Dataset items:
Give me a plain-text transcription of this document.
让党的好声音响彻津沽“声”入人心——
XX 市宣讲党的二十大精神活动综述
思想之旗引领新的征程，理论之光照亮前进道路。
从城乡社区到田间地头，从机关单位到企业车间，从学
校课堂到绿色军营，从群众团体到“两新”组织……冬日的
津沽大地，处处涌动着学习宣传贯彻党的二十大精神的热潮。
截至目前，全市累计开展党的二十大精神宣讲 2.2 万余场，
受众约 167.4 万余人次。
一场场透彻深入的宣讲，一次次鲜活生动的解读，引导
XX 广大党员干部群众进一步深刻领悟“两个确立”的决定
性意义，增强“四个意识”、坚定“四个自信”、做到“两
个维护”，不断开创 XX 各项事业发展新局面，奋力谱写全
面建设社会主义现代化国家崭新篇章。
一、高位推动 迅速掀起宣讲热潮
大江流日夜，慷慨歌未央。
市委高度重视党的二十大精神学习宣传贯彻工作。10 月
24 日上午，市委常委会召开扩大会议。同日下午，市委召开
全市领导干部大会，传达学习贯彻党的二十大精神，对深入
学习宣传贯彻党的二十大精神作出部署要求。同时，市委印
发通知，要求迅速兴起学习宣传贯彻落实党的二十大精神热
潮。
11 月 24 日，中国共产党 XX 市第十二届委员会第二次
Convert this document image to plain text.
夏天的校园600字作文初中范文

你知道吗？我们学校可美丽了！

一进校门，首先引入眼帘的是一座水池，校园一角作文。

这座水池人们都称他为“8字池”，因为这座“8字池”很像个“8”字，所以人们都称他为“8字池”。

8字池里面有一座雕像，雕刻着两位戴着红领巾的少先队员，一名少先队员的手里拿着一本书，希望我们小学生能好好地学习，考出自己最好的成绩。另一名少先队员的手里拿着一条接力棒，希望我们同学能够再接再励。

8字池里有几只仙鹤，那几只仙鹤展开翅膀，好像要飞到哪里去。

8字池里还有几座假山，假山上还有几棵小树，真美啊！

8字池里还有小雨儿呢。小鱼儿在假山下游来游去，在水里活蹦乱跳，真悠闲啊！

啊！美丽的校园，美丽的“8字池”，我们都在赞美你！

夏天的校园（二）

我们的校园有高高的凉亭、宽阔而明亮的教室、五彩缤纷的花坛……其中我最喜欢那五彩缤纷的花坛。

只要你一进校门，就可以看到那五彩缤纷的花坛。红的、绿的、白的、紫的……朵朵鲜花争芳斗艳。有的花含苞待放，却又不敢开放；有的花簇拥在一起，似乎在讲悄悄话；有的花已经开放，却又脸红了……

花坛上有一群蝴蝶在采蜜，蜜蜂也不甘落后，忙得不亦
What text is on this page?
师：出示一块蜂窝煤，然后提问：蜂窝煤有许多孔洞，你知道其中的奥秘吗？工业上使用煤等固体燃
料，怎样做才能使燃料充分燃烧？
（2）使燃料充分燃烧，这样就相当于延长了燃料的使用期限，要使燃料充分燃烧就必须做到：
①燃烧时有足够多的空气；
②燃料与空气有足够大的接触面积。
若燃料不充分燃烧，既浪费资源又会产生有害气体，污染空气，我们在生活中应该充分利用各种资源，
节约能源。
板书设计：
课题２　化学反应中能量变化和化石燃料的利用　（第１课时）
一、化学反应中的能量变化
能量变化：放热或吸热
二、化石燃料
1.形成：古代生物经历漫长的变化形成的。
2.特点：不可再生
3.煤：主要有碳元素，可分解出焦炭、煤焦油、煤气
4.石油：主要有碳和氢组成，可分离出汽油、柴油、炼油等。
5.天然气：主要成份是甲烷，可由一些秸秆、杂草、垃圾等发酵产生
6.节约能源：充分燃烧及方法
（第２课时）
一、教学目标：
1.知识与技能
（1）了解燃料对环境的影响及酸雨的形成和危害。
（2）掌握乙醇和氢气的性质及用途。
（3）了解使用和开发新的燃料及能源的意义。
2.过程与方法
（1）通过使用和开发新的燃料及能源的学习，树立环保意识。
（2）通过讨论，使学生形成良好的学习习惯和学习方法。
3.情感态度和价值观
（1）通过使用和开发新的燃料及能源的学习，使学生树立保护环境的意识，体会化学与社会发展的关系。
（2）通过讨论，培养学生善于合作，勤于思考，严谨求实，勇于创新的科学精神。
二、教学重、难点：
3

[What the task requires]:
Exactly as shown above, return every record.

[Reply to the exercise]:
Give me a plain-text transcription of this document.
让党的好声音响彻津沽“声”入人心——
XX 市宣讲党的二十大精神活动综述
思想之旗引领新的征程，理论之光照亮前进道路。
从城乡社区到田间地头，从机关单位到企业车间，从学
校课堂到绿色军营，从群众团体到“两新”组织……冬日的
津沽大地，处处涌动着学习宣传贯彻党的二十大精神的热潮。
截至目前，全市累计开展党的二十大精神宣讲 2.2 万余场，
受众约 167.4 万余人次。
一场场透彻深入的宣讲，一次次鲜活生动的解读，引导
XX 广大党员干部群众进一步深刻领悟“两个确立”的决定
性意义，增强“四个意识”、坚定“四个自信”、做到“两
个维护”，不断开创 XX 各项事业发展新局面，奋力谱写全
面建设社会主义现代化国家崭新篇章。
一、高位推动 迅速掀起宣讲热潮
大江流日夜，慷慨歌未央。
市委高度重视党的二十大精神学习宣传贯彻工作。10 月
24 日上午，市委常委会召开扩大会议。同日下午，市委召开
全市领导干部大会，传达学习贯彻党的二十大精神，对深入
学习宣传贯彻党的二十大精神作出部署要求。同时，市委印
发通知，要求迅速兴起学习宣传贯彻落实党的二十大精神热
潮。
11 月 24 日，中国共产党 XX 市第十二届委员会第二次
Convert this document image to plain text.
夏天的校园600字作文初中范文

你知道吗？我们学校可美丽了！

一进校门，首先引入眼帘的是一座水池，校园一角作文。

这座水池人们都称他为“8字池”，因为这座“8字池”很像个“8”字，所以人们都称他为“8字池”。

8字池里面有一座雕像，雕刻着两位戴着红领巾的少先队员，一名少先队员的手里拿着一本书，希望我们小学生能好好地学习，考出自己最好的成绩。另一名少先队员的手里拿着一条接力棒，希望我们同学能够再接再励。

8字池里有几只仙鹤，那几只仙鹤展开翅膀，好像要飞到哪里去。

8字池里还有几座假山，假山上还有几棵小树，真美啊！

8字池里还有小雨儿呢。小鱼儿在假山下游来游去，在水里活蹦乱跳，真悠闲啊！

啊！美丽的校园，美丽的“8字池”，我们都在赞美你！

夏天的校园（二）

我们的校园有高高的凉亭、宽阔而明亮的教室、五彩缤纷的花坛……其中我最喜欢那五彩缤纷的花坛。

只要你一进校门，就可以看到那五彩缤纷的花坛。红的、绿的、白的、紫的……朵朵鲜花争芳斗艳。有的花含苞待放，却又不敢开放；有的花簇拥在一起，似乎在讲悄悄话；有的花已经开放，却又脸红了……

花坛上有一群蝴蝶在采蜜，蜜蜂也不甘落后，忙得不亦
What text is on this page?
师：出示一块蜂窝煤，然后提问：蜂窝煤有许多孔洞，你知道其中的奥秘吗？工业上使用煤等固体燃
料，怎样做才能使燃料充分燃烧？
（2）使燃料充分燃烧，这样就相当于延长了燃料的使用期限，要使燃料充分燃烧就必须做到：
①燃烧时有足够多的空气；
②燃料与空气有足够大的接触面积。
若燃料不充分燃烧，既浪费资源又会产生有害气体，污染空气，我们在生活中应该充分利用各种资源，
节约能源。
板书设计：
课题２　化学反应中能量变化和化石燃料的利用　（第１课时）
一、化学反应中的能量变化
能量变化：放热或吸热
二、化石燃料
1.形成：古代生物经历漫长的变化形成的。
2.特点：不可再生
3.煤：主要有碳元素，可分解出焦炭、煤焦油、煤气
4.石油：主要有碳和氢组成，可分离出汽油、柴油、炼油等。
5.天然气：主要成份是甲烷，可由一些秸秆、杂草、垃圾等发酵产生
6.节约能源：充分燃烧及方法
（第２课时）
一、教学目标：
1.知识与技能
（1）了解燃料对环境的影响及酸雨的形成和危害。
（2）掌握乙醇和氢气的性质及用途。
（3）了解使用和开发新的燃料及能源的意义。
2.过程与方法
（1）通过使用和开发新的燃料及能源的学习，树立环保意识。
（2）通过讨论，使学生形成良好的学习习惯和学习方法。
3.情感态度和价值观
（1）通过使用和开发新的燃料及能源的学习，使学生树立保护环境的意识，体会化学与社会发展的关系。
（2）通过讨论，培养学生善于合作，勤于思考，严谨求实，勇于创新的科学精神。
二、教学重、难点：
3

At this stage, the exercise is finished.